## begin RECORD SET

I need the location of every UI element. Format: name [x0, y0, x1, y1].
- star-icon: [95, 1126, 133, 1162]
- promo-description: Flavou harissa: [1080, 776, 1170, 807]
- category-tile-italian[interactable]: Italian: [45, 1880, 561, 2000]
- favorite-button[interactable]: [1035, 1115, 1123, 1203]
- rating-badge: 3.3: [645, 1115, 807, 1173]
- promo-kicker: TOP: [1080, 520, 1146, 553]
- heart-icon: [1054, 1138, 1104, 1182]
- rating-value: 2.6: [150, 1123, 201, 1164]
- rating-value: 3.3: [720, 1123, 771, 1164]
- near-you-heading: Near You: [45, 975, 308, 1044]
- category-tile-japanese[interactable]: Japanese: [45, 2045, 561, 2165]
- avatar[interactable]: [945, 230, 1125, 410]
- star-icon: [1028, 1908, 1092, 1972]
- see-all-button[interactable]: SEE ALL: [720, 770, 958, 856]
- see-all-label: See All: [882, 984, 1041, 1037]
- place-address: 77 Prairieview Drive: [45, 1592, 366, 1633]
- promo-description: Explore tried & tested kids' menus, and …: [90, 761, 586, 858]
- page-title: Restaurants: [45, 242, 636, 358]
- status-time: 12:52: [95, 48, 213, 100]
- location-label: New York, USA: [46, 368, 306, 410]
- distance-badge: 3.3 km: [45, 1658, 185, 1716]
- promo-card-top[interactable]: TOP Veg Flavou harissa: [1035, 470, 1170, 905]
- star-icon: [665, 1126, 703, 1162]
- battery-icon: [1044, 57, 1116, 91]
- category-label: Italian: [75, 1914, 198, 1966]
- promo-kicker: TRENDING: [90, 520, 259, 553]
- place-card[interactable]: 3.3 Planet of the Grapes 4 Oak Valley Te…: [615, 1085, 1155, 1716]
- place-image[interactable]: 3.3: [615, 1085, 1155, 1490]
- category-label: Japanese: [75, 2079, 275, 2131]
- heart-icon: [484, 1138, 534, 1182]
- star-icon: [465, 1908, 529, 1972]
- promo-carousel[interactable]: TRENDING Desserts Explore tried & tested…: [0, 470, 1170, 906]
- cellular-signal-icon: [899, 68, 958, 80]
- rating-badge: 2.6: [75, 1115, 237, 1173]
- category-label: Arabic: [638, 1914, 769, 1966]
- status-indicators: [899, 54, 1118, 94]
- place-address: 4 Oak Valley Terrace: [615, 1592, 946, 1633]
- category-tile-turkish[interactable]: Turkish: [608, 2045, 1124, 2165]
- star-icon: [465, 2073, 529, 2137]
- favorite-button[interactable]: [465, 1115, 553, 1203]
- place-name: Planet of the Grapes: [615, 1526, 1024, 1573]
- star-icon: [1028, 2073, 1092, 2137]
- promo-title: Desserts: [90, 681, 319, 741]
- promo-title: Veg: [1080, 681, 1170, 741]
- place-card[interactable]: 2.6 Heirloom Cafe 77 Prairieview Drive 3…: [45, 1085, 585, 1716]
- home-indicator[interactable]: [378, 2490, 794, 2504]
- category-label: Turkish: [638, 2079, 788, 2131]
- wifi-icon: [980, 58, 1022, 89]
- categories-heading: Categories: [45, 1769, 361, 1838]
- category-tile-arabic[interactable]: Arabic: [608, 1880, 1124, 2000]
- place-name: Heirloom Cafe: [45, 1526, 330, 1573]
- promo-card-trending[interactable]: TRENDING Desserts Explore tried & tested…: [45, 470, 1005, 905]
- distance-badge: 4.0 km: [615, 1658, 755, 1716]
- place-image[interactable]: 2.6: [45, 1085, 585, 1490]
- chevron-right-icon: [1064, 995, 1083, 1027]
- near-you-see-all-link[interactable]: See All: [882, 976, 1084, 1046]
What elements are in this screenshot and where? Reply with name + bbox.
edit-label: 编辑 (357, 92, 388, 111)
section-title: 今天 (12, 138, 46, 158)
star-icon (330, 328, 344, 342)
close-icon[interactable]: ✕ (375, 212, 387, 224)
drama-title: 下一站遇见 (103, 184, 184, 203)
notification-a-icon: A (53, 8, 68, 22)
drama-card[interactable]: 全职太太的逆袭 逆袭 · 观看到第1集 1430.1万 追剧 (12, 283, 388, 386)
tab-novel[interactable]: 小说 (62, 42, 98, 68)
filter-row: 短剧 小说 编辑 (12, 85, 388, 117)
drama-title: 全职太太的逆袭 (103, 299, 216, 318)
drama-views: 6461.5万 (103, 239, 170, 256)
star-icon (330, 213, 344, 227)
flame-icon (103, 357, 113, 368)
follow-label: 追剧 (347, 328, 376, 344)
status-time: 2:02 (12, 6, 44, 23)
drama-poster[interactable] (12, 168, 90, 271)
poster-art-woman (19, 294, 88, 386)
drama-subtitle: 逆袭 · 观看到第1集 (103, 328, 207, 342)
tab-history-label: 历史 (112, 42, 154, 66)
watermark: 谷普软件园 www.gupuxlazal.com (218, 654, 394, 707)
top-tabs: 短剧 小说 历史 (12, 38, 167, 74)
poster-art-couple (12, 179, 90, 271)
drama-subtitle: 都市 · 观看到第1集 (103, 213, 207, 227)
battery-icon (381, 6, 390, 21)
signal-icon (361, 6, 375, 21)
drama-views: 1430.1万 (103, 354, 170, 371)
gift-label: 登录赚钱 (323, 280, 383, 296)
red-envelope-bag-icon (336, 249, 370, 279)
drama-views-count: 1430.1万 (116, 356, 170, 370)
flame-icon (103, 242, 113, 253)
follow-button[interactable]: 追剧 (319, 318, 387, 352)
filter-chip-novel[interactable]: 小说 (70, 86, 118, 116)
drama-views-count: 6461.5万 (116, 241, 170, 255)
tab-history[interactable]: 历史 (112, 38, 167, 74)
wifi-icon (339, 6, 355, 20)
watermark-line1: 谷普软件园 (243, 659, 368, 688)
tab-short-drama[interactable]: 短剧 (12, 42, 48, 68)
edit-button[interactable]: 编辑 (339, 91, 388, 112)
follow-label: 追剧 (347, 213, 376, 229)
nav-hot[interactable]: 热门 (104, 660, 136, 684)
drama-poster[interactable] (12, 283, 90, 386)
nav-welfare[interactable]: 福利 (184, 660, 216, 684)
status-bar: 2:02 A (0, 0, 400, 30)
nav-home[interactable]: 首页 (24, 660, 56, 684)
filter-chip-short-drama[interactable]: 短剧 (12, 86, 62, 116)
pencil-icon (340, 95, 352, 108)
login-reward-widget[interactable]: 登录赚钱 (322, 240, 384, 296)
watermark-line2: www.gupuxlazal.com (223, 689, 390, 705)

## end RECORD SET

DIRECTIVE: Reproduce all of the material above, substituting "like-icon" for every occurrence of "heart-icon" and leaving everything else unchanged.

EXERCISE RESPONSE:
I need the location of every UI element. Format: name [x0, y0, x1, y1].
- star-icon: [95, 1126, 133, 1162]
- promo-description: Flavou harissa: [1080, 776, 1170, 807]
- category-tile-italian[interactable]: Italian: [45, 1880, 561, 2000]
- favorite-button[interactable]: [1035, 1115, 1123, 1203]
- rating-badge: 3.3: [645, 1115, 807, 1173]
- promo-kicker: TOP: [1080, 520, 1146, 553]
- like-icon: [1054, 1138, 1104, 1182]
- rating-value: 2.6: [150, 1123, 201, 1164]
- rating-value: 3.3: [720, 1123, 771, 1164]
- near-you-heading: Near You: [45, 975, 308, 1044]
- category-tile-japanese[interactable]: Japanese: [45, 2045, 561, 2165]
- avatar[interactable]: [945, 230, 1125, 410]
- star-icon: [1028, 1908, 1092, 1972]
- see-all-button[interactable]: SEE ALL: [720, 770, 958, 856]
- see-all-label: See All: [882, 984, 1041, 1037]
- place-address: 77 Prairieview Drive: [45, 1592, 366, 1633]
- promo-description: Explore tried & tested kids' menus, and …: [90, 761, 586, 858]
- page-title: Restaurants: [45, 242, 636, 358]
- status-time: 12:52: [95, 48, 213, 100]
- location-label: New York, USA: [46, 368, 306, 410]
- distance-badge: 3.3 km: [45, 1658, 185, 1716]
- promo-card-top[interactable]: TOP Veg Flavou harissa: [1035, 470, 1170, 905]
- star-icon: [665, 1126, 703, 1162]
- battery-icon: [1044, 57, 1116, 91]
- category-label: Italian: [75, 1914, 198, 1966]
- promo-kicker: TRENDING: [90, 520, 259, 553]
- place-card[interactable]: 3.3 Planet of the Grapes 4 Oak Valley Te…: [615, 1085, 1155, 1716]
- place-image[interactable]: 3.3: [615, 1085, 1155, 1490]
- category-label: Japanese: [75, 2079, 275, 2131]
- like-icon: [484, 1138, 534, 1182]
- star-icon: [465, 1908, 529, 1972]
- promo-carousel[interactable]: TRENDING Desserts Explore tried & tested…: [0, 470, 1170, 906]
- cellular-signal-icon: [899, 68, 958, 80]
- rating-badge: 2.6: [75, 1115, 237, 1173]
- category-label: Arabic: [638, 1914, 769, 1966]
- status-indicators: [899, 54, 1118, 94]
- place-address: 4 Oak Valley Terrace: [615, 1592, 946, 1633]
- category-tile-turkish[interactable]: Turkish: [608, 2045, 1124, 2165]
- star-icon: [465, 2073, 529, 2137]
- favorite-button[interactable]: [465, 1115, 553, 1203]
- place-name: Planet of the Grapes: [615, 1526, 1024, 1573]
- star-icon: [1028, 2073, 1092, 2137]
- promo-title: Desserts: [90, 681, 319, 741]
- promo-title: Veg: [1080, 681, 1170, 741]
- place-card[interactable]: 2.6 Heirloom Cafe 77 Prairieview Drive 3…: [45, 1085, 585, 1716]
- home-indicator[interactable]: [378, 2490, 794, 2504]
- category-label: Turkish: [638, 2079, 788, 2131]
- wifi-icon: [980, 58, 1022, 89]
- categories-heading: Categories: [45, 1769, 361, 1838]
- category-tile-arabic[interactable]: Arabic: [608, 1880, 1124, 2000]
- place-name: Heirloom Cafe: [45, 1526, 330, 1573]
- promo-card-trending[interactable]: TRENDING Desserts Explore tried & tested…: [45, 470, 1005, 905]
- distance-badge: 4.0 km: [615, 1658, 755, 1716]
- place-image[interactable]: 2.6: [45, 1085, 585, 1490]
- chevron-right-icon: [1064, 995, 1083, 1027]
- near-you-see-all-link[interactable]: See All: [882, 976, 1084, 1046]
What elements are in this screenshot and where? Reply with name + bbox.
edit-label: 编辑 (357, 92, 388, 111)
section-title: 今天 (12, 138, 46, 158)
star-icon (330, 328, 344, 342)
close-icon[interactable]: ✕ (375, 212, 387, 224)
drama-title: 下一站遇见 (103, 184, 184, 203)
notification-a-icon: A (53, 8, 68, 22)
drama-card[interactable]: 全职太太的逆袭 逆袭 · 观看到第1集 1430.1万 追剧 (12, 283, 388, 386)
tab-novel[interactable]: 小说 (62, 42, 98, 68)
filter-row: 短剧 小说 编辑 (12, 85, 388, 117)
drama-title: 全职太太的逆袭 (103, 299, 216, 318)
drama-views: 6461.5万 (103, 239, 170, 256)
star-icon (330, 213, 344, 227)
flame-icon (103, 357, 113, 368)
follow-label: 追剧 (347, 328, 376, 344)
status-time: 2:02 (12, 6, 44, 23)
drama-poster[interactable] (12, 168, 90, 271)
poster-art-woman (19, 294, 88, 386)
drama-subtitle: 逆袭 · 观看到第1集 (103, 328, 207, 342)
tab-history-label: 历史 (112, 42, 154, 66)
watermark: 谷普软件园 www.gupuxlazal.com (218, 654, 394, 707)
top-tabs: 短剧 小说 历史 (12, 38, 167, 74)
poster-art-couple (12, 179, 90, 271)
drama-subtitle: 都市 · 观看到第1集 (103, 213, 207, 227)
battery-icon (381, 6, 390, 21)
signal-icon (361, 6, 375, 21)
drama-views: 1430.1万 (103, 354, 170, 371)
gift-label: 登录赚钱 (323, 280, 383, 296)
red-envelope-bag-icon (336, 249, 370, 279)
drama-views-count: 1430.1万 (116, 356, 170, 370)
flame-icon (103, 242, 113, 253)
follow-button[interactable]: 追剧 (319, 318, 387, 352)
filter-chip-novel[interactable]: 小说 (70, 86, 118, 116)
drama-views-count: 6461.5万 (116, 241, 170, 255)
tab-history[interactable]: 历史 (112, 38, 167, 74)
wifi-icon (339, 6, 355, 20)
watermark-line1: 谷普软件园 (243, 659, 368, 688)
tab-short-drama[interactable]: 短剧 (12, 42, 48, 68)
edit-button[interactable]: 编辑 (339, 91, 388, 112)
follow-label: 追剧 (347, 213, 376, 229)
nav-hot[interactable]: 热门 (104, 660, 136, 684)
drama-poster[interactable] (12, 283, 90, 386)
nav-welfare[interactable]: 福利 (184, 660, 216, 684)
status-bar: 2:02 A (0, 0, 400, 30)
nav-home[interactable]: 首页 (24, 660, 56, 684)
filter-chip-short-drama[interactable]: 短剧 (12, 86, 62, 116)
pencil-icon (340, 95, 352, 108)
login-reward-widget[interactable]: 登录赚钱 (322, 240, 384, 296)
watermark-line2: www.gupuxlazal.com (223, 689, 390, 705)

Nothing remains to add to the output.